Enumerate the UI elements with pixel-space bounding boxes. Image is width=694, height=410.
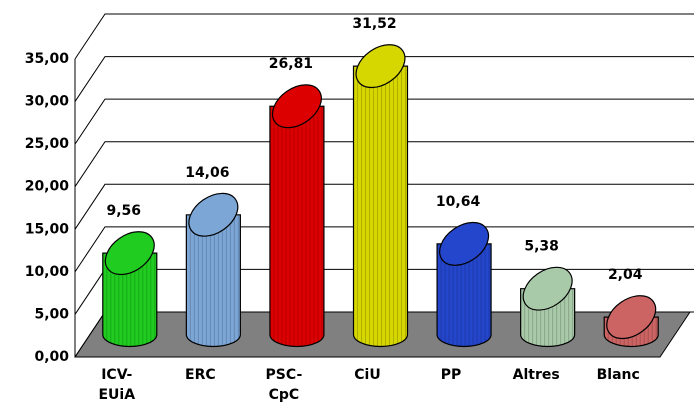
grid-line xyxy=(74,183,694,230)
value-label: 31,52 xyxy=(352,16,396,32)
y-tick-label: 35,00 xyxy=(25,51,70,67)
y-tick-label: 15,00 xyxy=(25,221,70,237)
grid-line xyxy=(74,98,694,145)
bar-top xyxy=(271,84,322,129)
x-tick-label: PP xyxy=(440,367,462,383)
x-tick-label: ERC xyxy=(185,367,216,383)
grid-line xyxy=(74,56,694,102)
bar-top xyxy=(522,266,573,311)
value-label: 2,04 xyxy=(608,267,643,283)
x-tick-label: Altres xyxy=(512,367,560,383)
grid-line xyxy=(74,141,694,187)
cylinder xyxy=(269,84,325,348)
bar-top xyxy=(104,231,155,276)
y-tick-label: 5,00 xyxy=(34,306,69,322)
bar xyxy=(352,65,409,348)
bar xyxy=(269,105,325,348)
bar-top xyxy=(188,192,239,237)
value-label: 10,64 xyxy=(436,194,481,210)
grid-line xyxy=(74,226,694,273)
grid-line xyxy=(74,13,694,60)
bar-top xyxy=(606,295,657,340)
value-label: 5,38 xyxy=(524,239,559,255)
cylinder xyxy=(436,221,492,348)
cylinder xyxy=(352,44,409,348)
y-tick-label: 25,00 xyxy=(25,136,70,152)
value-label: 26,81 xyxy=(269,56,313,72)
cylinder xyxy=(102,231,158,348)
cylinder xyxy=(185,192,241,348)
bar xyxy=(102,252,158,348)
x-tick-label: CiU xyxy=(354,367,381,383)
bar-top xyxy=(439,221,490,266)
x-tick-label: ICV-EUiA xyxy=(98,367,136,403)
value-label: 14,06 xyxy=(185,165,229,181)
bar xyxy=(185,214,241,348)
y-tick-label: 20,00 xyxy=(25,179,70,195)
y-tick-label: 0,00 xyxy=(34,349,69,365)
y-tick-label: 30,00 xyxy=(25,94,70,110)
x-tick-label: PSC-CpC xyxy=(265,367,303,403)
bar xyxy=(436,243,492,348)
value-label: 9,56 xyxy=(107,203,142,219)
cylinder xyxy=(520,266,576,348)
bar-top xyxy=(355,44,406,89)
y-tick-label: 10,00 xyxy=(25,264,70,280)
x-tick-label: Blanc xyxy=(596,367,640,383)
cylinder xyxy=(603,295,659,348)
==
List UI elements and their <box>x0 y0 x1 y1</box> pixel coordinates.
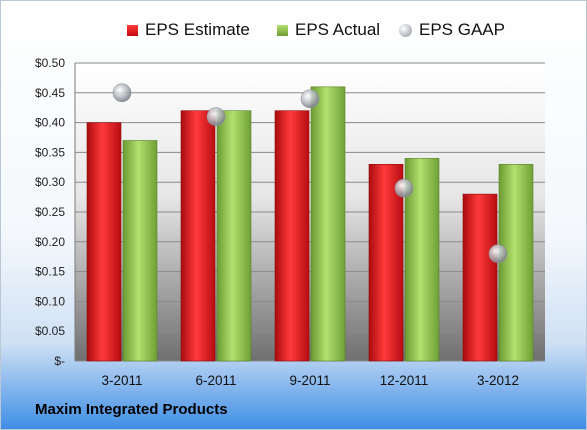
--
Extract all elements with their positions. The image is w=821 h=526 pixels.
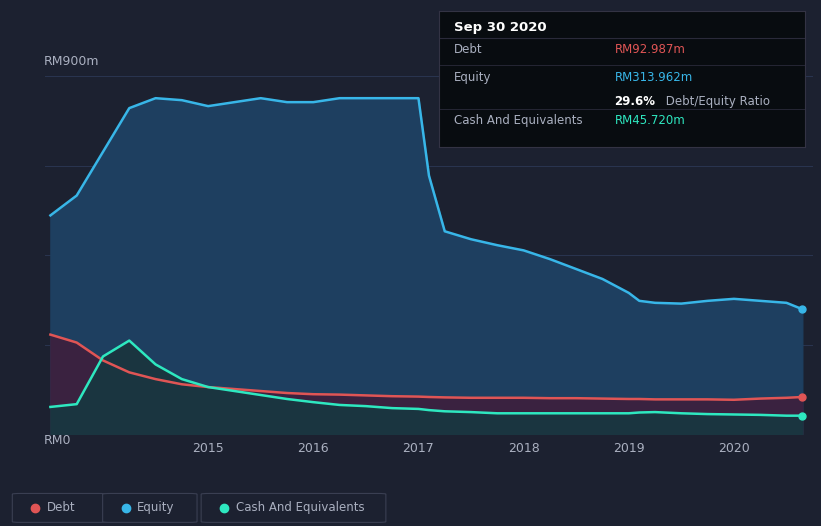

- TASK REQUIREMENTS: In the part of the entries that opens with the line containing "Enumerate the UI" and closes with the line containing "grid-line xyxy=(74,141,694,187)", swap every "value-label" for "data-label" and write those lines out again with nothing else changed. Leave the pictures out.

- ANSWER IN FULL:
Enumerate the UI elements with pixel-space bounding boxes. Image is width=694, height=410.
grid-line xyxy=(74,183,694,230)
data-label: 31,52 xyxy=(352,16,396,32)
y-tick-label: 35,00 xyxy=(25,51,70,67)
y-tick-label: 15,00 xyxy=(25,221,70,237)
grid-line xyxy=(74,98,694,145)
bar-top xyxy=(271,84,322,129)
x-tick-label: PP xyxy=(440,367,462,383)
x-tick-label: ERC xyxy=(185,367,216,383)
grid-line xyxy=(74,56,694,102)
bar-top xyxy=(522,266,573,311)
data-label: 2,04 xyxy=(608,267,643,283)
x-tick-label: Altres xyxy=(512,367,560,383)
grid-line xyxy=(74,141,694,187)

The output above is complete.